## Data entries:
● ● ● ● ●

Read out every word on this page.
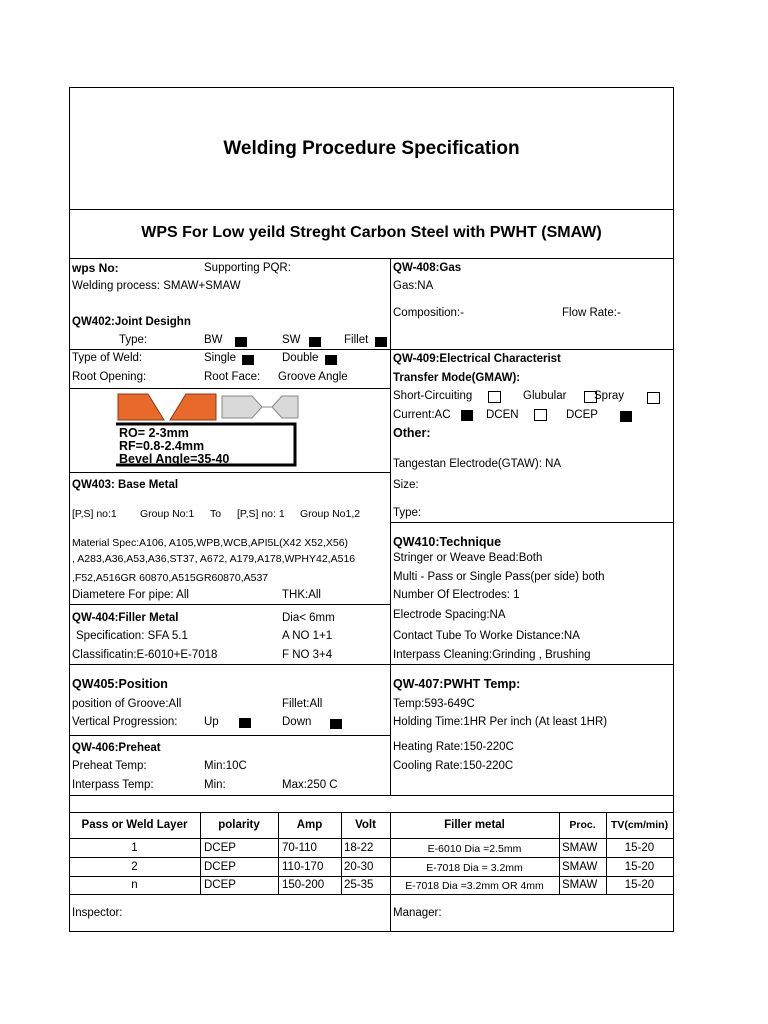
Welding Procedure Specification
WPS For Low yeild Streght Carbon Steel with PWHT (SMAW)
wps No:	Supporting PQR:
Welding process: SMAW+SMAW
QW402:Joint Desighn
Type:	BW	SW	Fillet
Type of Weld:	Single	Double
Root Opening:	Root Face: Groove Angle
RO= 2-3mm
RF=0.8-2.4mm
Bevel Angle=35-40
QW403: Base Metal
[P,S] no:1 Group No:1 To [P,S] no: 1 Group No1,2
Material Spec:A106, A105,WPB,WCB,API5L(X42 X52,X56)
, A283,A36,A53,A36,ST37, A672, A179,A178,WPHY42,A516
,F52,A516GR 60870,A515GR60870,A537
Diametere For pipe: All	THK:All
QW-404:Filler Metal	Dia< 6mm
Specification: SFA 5.1	A NO 1+1
Classificatin:E-6010+E-7018	F NO 3+4
QW405:Position
position of Groove:All	Fillet:All
Vertical Progression: Up	Down
QW-406:Preheat
Preheat Temp:	Min:10C
Interpass Temp:	Min:	Max:250 C
QW-408:Gas
Gas:NA
Composition:-	Flow Rate:-
QW-409:Electrical Characterist
Transfer Mode(GMAW):
Short-Circuiting	Glubular Spray
Current:AC	DCEN	DCEP
Other:
Tangestan Electrode(GTAW): NA
Size:
Type:
QW410:Technique
Stringer or Weave Bead:Both
Multi - Pass or Single Pass(per side) both
Number Of Electrodes: 1
Electrode Spacing:NA
Contact Tube To Worke Distance:NA
Interpass Cleaning:Grinding , Brushing
QW-407:PWHT Temp:
Temp:593-649C
Holding Time:1HR Per inch (At least 1HR)
Heating Rate:150-220C
Cooling Rate:150-220C
Pass or Weld Layer	polarity	Amp	Volt	Filler metal	Proc.	TV(cm/min)
1	DCEP	70-110 18-22	E-6010 Dia =2.5mm	SMAW	15-20
2	DCEP	110-170 20-30	E-7018 Dia = 3.2mm	SMAW	15-20
n	DCEP	150-200 25-35	E-7018 Dia =3.2mm OR 4mm	SMAW	15-20
Inspector:	Manager:
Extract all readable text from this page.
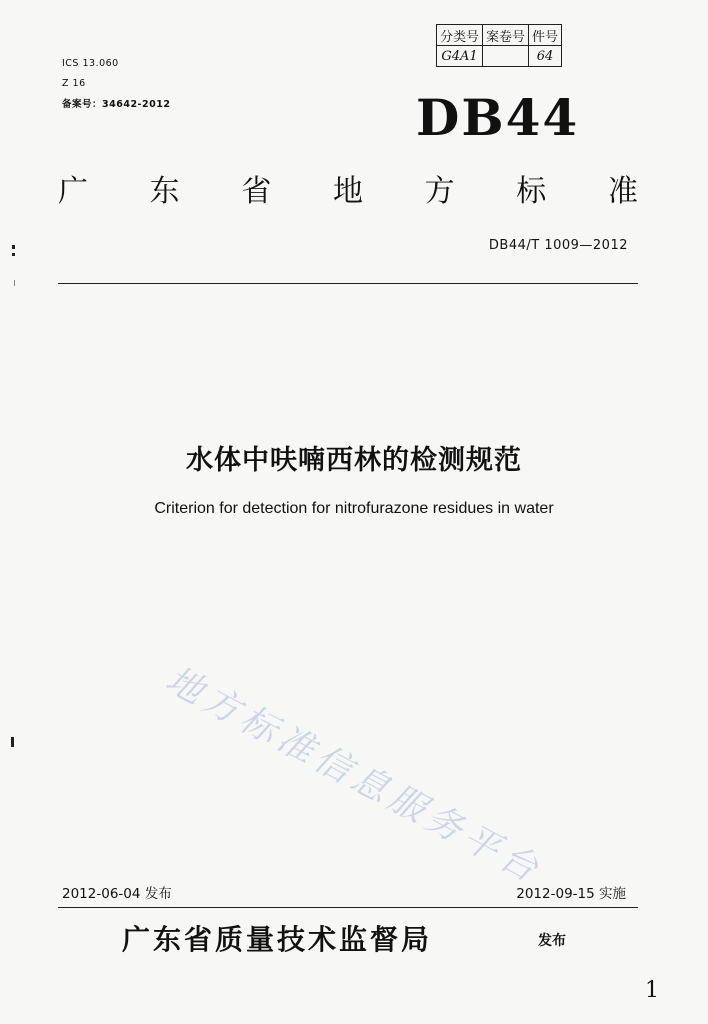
分类号	案卷号	件号
G4A1		64
ICS 13.060
Z 16
备案号：34642-2012	DB44
广 东 省 地 方 标 准
DB44/T 1009—2012
水体中呋喃西林的检测规范
Criterion for detection for nitrofurazone residues in water
地方标准信息服务平台
2012-06-04 发布	2012-09-15 实施
广东省质量技术监督局	发布
1
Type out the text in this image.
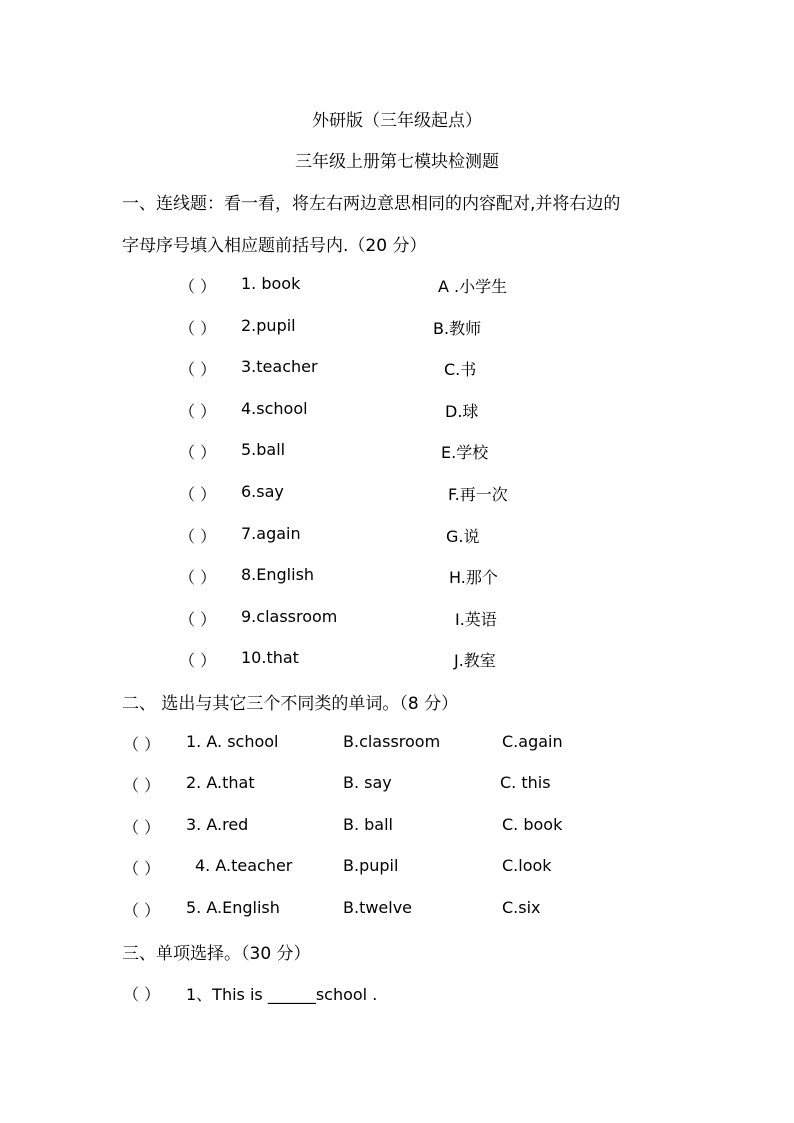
外研版（三年级起点）
三年级上册第七模块检测题
一、连线题：看一看，将左右两边意思相同的内容配对,并将右边的
字母序号填入相应题前括号内.（20 分）
（ ） 1. book	A .小学生
（ ） 2.pupil	B.教师
（ ） 3.teacher	C.书
（ ） 4.school	D.球
（ ） 5.ball	E.学校
（ ） 6.say	F.再一次
（ ） 7.again	G.说
（ ） 8.English	H.那个
（ ） 9.classroom	I.英语
（ ） 10.that	J.教室
二、 选出与其它三个不同类的单词。（8 分）
（ ） 1. A. school	B.classroom	C.again
（ ） 2. A.that	B. say	C. this
（ ） 3. A.red	B. ball	C. book
（ ） 4. A.teacher	B.pupil	C.look
（ ） 5. A.English	B.twelve	C.six
三、单项选择。（30 分）
（ ） 1、This is ______school .
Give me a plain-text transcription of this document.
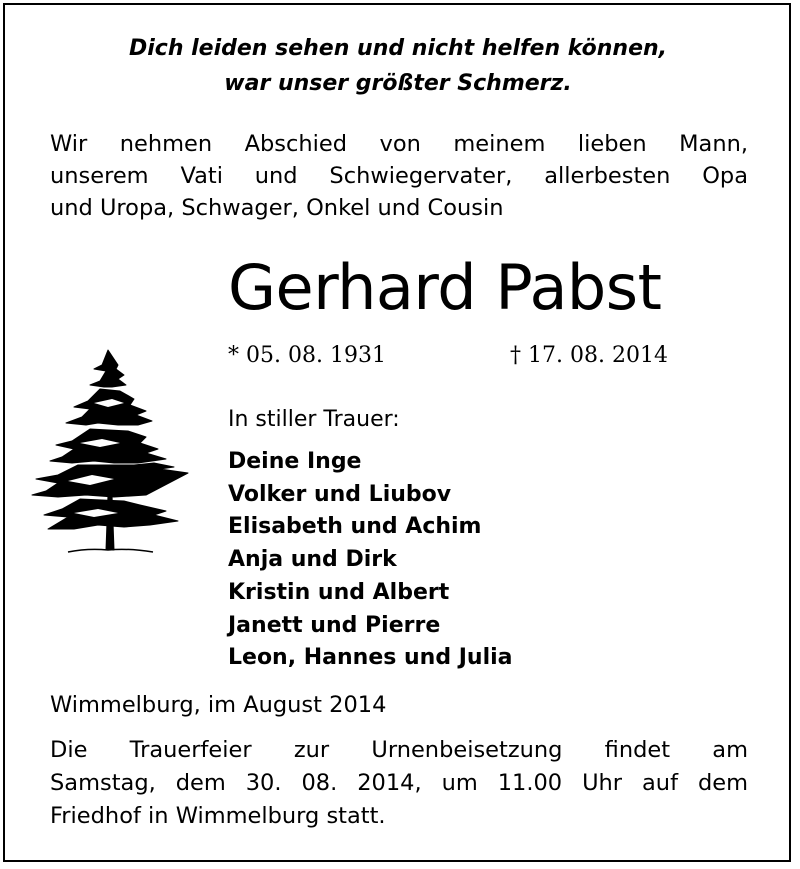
Dich leiden sehen und nicht helfen können,
war unser größter Schmerz.
Wir nehmen Abschied von meinem lieben Mann,
unserem Vati und Schwiegervater, allerbesten Opa
und Uropa, Schwager, Onkel und Cousin
Gerhard Pabst
* 05. 08. 1931	† 17. 08. 2014
In stiller Trauer:
Deine Inge
Volker und Liubov
Elisabeth und Achim
Anja und Dirk
Kristin und Albert
Janett und Pierre
Leon, Hannes und Julia
Wimmelburg, im August 2014
Die Trauerfeier zur Urnenbeisetzung findet am
Samstag, dem 30. 08. 2014, um 11.00 Uhr auf dem
Friedhof in Wimmelburg statt.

● ● ● ● ●

## Instructions to follow:
Reproduce the material above in full and without alteration, but skip all pictures.

## Reply to the task:
Read out every word on this page.
Welding Procedure Specification
WPS For Low yeild Streght Carbon Steel with PWHT (SMAW)
wps No:	Supporting PQR:
Welding process: SMAW+SMAW
QW402:Joint Desighn
Type:	BW	SW	Fillet
Type of Weld:	Single	Double
Root Opening:	Root Face: Groove Angle
RO= 2-3mm
RF=0.8-2.4mm
Bevel Angle=35-40
QW403: Base Metal
[P,S] no:1 Group No:1 To [P,S] no: 1 Group No1,2
Material Spec:A106, A105,WPB,WCB,API5L(X42 X52,X56)
, A283,A36,A53,A36,ST37, A672, A179,A178,WPHY42,A516
,F52,A516GR 60870,A515GR60870,A537
Diametere For pipe: All	THK:All
QW-404:Filler Metal	Dia< 6mm
Specification: SFA 5.1	A NO 1+1
Classificatin:E-6010+E-7018	F NO 3+4
QW405:Position
position of Groove:All	Fillet:All
Vertical Progression: Up	Down
QW-406:Preheat
Preheat Temp:	Min:10C
Interpass Temp:	Min:	Max:250 C
QW-408:Gas
Gas:NA
Composition:-	Flow Rate:-
QW-409:Electrical Characterist
Transfer Mode(GMAW):
Short-Circuiting	Glubular Spray
Current:AC	DCEN	DCEP
Other:
Tangestan Electrode(GTAW): NA
Size:
Type:
QW410:Technique
Stringer or Weave Bead:Both
Multi - Pass or Single Pass(per side) both
Number Of Electrodes: 1
Electrode Spacing:NA
Contact Tube To Worke Distance:NA
Interpass Cleaning:Grinding , Brushing
QW-407:PWHT Temp:
Temp:593-649C
Holding Time:1HR Per inch (At least 1HR)
Heating Rate:150-220C
Cooling Rate:150-220C
Pass or Weld Layer	polarity	Amp	Volt	Filler metal	Proc.	TV(cm/min)
1	DCEP	70-110 18-22	E-6010 Dia =2.5mm	SMAW	15-20
2	DCEP	110-170 20-30	E-7018 Dia = 3.2mm	SMAW	15-20
n	DCEP	150-200 25-35	E-7018 Dia =3.2mm OR 4mm	SMAW	15-20
Inspector:	Manager:
Extract all readable text from this page.
分类号	案卷号	件号
G4A1		64
ICS 13.060
Z 16
备案号：34642-2012	DB44
广 东 省 地 方 标 准
DB44/T 1009—2012
水体中呋喃西林的检测规范
Criterion for detection for nitrofurazone residues in water
地方标准信息服务平台
2012-06-04 发布	2012-09-15 实施
广东省质量技术监督局	发布
1
Type out the text in this image.
外研版（三年级起点）
三年级上册第七模块检测题
一、连线题：看一看，将左右两边意思相同的内容配对,并将右边的
字母序号填入相应题前括号内.（20 分）
（ ） 1. book	A .小学生
（ ） 2.pupil	B.教师
（ ） 3.teacher	C.书
（ ） 4.school	D.球
（ ） 5.ball	E.学校
（ ） 6.say	F.再一次
（ ） 7.again	G.说
（ ） 8.English	H.那个
（ ） 9.classroom	I.英语
（ ） 10.that	J.教室
二、 选出与其它三个不同类的单词。（8 分）
（ ） 1. A. school	B.classroom	C.again
（ ） 2. A.that	B. say	C. this
（ ） 3. A.red	B. ball	C. book
（ ） 4. A.teacher	B.pupil	C.look
（ ） 5. A.English	B.twelve	C.six
三、单项选择。（30 分）
（ ） 1、This is ______school .
Give me a plain-text transcription of this document.
Dich leiden sehen und nicht helfen können,
war unser größter Schmerz.
Wir nehmen Abschied von meinem lieben Mann,
unserem Vati und Schwiegervater, allerbesten Opa
und Uropa, Schwager, Onkel und Cousin
Gerhard Pabst
* 05. 08. 1931	† 17. 08. 2014
In stiller Trauer:
Deine Inge
Volker und Liubov
Elisabeth und Achim
Anja und Dirk
Kristin und Albert
Janett und Pierre
Leon, Hannes und Julia
Wimmelburg, im August 2014
Die Trauerfeier zur Urnenbeisetzung findet am
Samstag, dem 30. 08. 2014, um 11.00 Uhr auf dem
Friedhof in Wimmelburg statt.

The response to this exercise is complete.